The SQL Server program is optimized to run on Windows NT. This means it can open multiple threads, or start several processes to run simultaneously. The first process, or thread, can start reading the disk. At the same time another thread creates a table to hold the data. By the time the first thread has finished reading the data, a third thread may have started reading ahead on the hard disk just in case you need that data, too. If 50 people are all connected to the server, you can have a hundred mostly independent threads reading and processing data. Since Windows NT supports multiple processors, many of these threads can be running at the same time. Since Windows NT supports striped disk sets, where four or five disks act as one, the server can be reading data simultaneously at an incredible rate. Since this is scalable to more disks and more processors, if your server runs slowly because of increased use, you can pop in another disk or another processor and quickly upgrade your performance back to its previous level.

Dynamic and Incremental Backup

You should always back up your database. With Microsoft Access, you copy the .mdb file to tape or another disk. If your .mdb file is 50 MB, you copy 50 MB each time you back up. With SQL Server, you can make incremental backups. During the first backup, you store the entire 50 MB. The next day you only need to back up the transaction log, maybe 1 MB. In case of a failure, you can still restore. Your total time spent backing up is less than it would be if you backed up the entire database every day.

Material provided:

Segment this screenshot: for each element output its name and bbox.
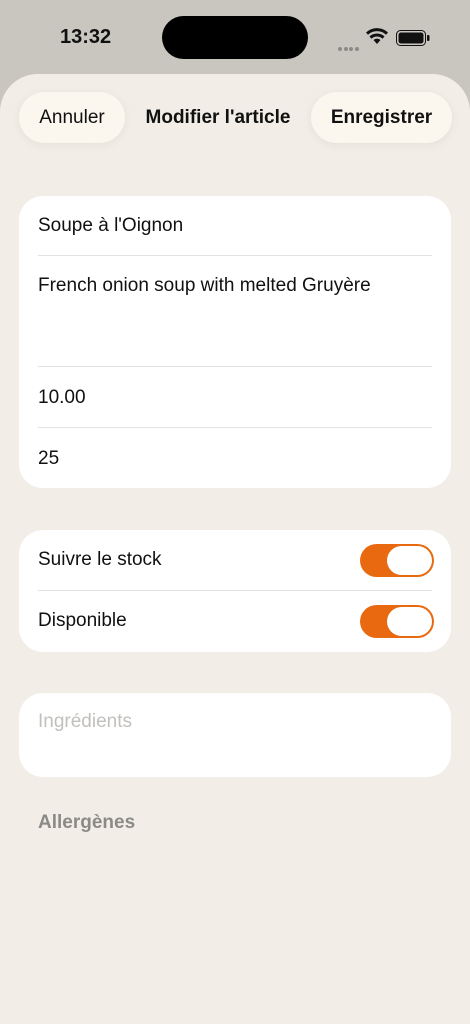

Given problem 1: Update the SQL Server passage from "You should always" to "database every day.", replacing "tape" with "a network drive".
Given problem 2:
Answer these questions about the SQL Server passage.
(a) According to the passage, how many mostly independent threads can be reading and processing data if 50 people are connected to the server?
(b) What Windows NT feature lets four or five disks act as one?
(c) After the first backup with SQL Server, what part of the database needs to be backed up the next day?

Correct result 1:
You should always back up your database. With Microsoft Access, you copy the .mdb file to a network drive or another disk. If your .mdb file is 50 MB, you copy 50 MB each time you back up. With SQL Server, you can make incremental backups. During the first backup, you store the entire 50 MB. The next day you only need to back up the transaction log, maybe 1 MB. In case of a failure, you can still restore. Your total time spent backing up is less than it would be if you backed up the entire database every day.

Correct result 2:
(a) A hundred.
(b) Striped disk sets.
(c) Only the transaction log, which may be about 1 MB.